■ **Exercise details**
Take each line containing "this" and report it exactly as written.

■ **Data lines**
===============

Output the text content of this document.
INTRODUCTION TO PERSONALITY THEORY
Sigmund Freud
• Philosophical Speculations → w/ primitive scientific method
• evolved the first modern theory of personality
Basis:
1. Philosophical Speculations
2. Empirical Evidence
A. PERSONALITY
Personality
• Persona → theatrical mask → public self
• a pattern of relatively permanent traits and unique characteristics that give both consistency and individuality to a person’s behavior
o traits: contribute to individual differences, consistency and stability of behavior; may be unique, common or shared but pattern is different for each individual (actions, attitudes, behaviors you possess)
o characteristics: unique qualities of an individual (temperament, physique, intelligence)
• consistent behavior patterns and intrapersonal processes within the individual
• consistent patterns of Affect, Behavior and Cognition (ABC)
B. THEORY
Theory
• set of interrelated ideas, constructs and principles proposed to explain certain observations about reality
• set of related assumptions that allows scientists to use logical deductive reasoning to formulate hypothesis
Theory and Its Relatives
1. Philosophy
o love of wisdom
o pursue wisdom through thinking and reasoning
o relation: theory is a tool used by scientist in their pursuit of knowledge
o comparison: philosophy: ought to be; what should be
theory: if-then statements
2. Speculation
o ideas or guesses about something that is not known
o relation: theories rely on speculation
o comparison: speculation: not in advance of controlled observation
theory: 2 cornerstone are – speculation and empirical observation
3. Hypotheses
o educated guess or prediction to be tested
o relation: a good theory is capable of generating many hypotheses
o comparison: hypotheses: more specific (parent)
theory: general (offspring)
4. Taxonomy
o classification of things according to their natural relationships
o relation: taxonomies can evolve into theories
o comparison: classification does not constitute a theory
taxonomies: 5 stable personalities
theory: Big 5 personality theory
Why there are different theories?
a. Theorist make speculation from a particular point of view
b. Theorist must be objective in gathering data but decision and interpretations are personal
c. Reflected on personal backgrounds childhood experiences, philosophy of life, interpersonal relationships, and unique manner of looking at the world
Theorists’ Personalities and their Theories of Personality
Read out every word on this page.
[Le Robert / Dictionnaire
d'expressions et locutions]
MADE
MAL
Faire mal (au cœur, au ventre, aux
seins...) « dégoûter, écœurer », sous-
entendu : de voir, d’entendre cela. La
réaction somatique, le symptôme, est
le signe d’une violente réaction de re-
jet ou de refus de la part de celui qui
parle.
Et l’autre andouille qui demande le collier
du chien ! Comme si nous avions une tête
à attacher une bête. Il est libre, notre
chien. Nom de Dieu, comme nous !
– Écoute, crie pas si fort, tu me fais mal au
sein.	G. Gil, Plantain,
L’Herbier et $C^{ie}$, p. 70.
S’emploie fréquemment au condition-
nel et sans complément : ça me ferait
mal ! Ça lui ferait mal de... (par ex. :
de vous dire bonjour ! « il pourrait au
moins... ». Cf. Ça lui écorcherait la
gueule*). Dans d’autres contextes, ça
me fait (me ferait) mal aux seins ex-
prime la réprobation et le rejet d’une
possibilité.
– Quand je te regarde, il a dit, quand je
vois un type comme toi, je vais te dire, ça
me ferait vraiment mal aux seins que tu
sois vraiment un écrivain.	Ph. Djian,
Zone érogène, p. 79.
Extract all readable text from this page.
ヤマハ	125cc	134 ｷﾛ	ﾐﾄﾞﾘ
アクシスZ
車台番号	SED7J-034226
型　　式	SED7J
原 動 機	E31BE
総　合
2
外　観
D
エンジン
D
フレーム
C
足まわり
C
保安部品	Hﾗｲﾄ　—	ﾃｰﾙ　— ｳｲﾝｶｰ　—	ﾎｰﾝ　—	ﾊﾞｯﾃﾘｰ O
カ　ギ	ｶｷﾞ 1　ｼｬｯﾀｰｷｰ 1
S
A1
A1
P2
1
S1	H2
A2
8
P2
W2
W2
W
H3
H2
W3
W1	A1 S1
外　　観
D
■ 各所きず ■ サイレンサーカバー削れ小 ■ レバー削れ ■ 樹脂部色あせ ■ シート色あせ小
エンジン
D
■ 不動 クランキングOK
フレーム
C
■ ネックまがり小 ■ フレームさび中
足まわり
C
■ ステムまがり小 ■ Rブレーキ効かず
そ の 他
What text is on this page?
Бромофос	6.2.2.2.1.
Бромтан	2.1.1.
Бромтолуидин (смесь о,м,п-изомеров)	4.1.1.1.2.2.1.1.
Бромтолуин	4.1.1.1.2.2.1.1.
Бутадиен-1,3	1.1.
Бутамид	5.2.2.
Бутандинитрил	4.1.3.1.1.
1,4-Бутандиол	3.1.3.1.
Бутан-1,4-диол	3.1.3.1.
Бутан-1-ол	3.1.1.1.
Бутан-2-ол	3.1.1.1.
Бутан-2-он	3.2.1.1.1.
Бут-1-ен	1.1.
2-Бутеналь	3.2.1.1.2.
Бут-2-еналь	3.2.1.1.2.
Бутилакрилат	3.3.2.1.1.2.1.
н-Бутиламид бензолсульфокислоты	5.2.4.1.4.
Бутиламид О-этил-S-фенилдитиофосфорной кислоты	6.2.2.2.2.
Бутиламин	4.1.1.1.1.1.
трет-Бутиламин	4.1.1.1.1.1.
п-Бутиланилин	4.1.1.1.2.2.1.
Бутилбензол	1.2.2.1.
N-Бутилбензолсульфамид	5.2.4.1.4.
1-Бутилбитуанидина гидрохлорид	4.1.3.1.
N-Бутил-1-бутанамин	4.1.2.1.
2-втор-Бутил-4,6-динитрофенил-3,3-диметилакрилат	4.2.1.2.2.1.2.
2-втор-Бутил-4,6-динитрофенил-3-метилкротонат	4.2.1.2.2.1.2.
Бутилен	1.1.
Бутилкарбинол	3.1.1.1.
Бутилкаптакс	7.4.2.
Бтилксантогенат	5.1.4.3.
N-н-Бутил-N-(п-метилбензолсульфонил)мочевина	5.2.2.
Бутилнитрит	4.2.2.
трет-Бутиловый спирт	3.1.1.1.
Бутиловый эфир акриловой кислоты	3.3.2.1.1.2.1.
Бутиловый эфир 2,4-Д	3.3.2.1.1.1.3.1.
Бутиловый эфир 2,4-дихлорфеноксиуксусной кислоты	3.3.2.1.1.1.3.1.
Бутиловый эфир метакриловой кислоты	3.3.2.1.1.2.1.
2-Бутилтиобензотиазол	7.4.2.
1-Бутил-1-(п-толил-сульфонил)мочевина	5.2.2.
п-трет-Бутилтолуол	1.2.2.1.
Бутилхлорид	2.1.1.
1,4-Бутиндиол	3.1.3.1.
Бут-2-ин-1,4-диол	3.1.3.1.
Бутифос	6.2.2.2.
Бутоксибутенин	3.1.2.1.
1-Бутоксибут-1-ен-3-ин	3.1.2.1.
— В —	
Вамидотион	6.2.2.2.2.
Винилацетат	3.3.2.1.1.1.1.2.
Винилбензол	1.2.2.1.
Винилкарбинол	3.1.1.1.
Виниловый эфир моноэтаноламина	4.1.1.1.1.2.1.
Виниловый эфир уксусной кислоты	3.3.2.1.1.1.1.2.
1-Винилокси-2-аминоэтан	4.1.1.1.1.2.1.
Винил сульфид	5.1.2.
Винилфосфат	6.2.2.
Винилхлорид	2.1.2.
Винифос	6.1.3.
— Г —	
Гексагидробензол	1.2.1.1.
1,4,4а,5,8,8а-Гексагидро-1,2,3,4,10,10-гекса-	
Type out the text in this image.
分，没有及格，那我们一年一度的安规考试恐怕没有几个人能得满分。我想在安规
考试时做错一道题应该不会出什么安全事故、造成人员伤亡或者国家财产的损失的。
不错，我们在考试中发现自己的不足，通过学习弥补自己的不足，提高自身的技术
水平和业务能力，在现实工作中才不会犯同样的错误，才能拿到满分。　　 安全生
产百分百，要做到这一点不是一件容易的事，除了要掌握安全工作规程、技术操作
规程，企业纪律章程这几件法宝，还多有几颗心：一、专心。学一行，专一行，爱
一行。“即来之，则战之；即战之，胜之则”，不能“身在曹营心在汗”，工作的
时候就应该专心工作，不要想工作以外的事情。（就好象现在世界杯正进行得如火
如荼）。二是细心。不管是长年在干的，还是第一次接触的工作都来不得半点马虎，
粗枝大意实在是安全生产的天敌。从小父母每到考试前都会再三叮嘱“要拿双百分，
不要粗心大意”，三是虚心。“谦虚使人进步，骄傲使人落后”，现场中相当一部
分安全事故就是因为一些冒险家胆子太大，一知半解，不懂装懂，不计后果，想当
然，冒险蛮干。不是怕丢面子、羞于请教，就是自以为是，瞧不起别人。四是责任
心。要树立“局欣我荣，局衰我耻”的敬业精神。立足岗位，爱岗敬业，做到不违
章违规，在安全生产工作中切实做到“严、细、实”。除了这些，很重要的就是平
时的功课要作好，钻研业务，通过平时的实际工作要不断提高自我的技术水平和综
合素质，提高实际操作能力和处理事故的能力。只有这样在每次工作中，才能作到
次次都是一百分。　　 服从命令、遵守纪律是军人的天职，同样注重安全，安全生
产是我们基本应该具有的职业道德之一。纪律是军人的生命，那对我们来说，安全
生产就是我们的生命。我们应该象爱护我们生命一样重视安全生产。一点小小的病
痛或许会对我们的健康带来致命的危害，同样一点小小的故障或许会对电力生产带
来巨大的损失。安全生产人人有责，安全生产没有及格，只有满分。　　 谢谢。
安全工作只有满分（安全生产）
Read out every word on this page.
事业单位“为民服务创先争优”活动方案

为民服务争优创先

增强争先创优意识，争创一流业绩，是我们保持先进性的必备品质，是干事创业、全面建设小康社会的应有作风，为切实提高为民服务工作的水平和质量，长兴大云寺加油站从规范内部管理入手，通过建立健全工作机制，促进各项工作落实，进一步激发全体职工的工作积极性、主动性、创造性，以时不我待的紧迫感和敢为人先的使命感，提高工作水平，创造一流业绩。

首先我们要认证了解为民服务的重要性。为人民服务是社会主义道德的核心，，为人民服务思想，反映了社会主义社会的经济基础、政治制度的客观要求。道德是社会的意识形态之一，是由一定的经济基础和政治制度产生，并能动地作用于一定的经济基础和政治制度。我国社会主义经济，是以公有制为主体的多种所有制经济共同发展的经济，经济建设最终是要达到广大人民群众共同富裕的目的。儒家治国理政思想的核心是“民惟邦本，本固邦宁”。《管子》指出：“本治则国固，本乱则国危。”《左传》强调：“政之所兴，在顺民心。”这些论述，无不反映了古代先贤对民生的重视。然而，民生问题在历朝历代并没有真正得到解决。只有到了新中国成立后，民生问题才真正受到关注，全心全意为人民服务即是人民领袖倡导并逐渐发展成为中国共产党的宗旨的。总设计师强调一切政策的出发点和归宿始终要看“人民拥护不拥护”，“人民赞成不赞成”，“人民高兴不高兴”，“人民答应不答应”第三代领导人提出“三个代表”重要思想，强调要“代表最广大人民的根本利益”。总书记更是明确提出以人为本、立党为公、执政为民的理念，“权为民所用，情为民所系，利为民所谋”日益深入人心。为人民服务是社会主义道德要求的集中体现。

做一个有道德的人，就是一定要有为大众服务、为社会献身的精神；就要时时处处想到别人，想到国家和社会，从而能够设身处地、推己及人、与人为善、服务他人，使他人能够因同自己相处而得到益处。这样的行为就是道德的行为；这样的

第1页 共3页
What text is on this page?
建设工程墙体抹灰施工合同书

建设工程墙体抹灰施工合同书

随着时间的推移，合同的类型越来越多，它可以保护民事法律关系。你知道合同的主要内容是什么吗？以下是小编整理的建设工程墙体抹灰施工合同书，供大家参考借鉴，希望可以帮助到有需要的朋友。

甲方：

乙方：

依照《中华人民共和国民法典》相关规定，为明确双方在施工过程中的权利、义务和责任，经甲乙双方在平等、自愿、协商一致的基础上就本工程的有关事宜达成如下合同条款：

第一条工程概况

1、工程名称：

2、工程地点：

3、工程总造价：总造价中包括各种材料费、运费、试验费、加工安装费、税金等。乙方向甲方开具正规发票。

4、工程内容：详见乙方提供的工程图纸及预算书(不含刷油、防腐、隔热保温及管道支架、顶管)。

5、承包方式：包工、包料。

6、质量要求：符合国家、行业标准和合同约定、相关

===============

■ **Task answer**
Output the text content of this document.
Read out every word on this page.
Extract all readable text from this page.
What text is on this page?
Type out the text in this image.
Read out every word on this page.
What text is on this page?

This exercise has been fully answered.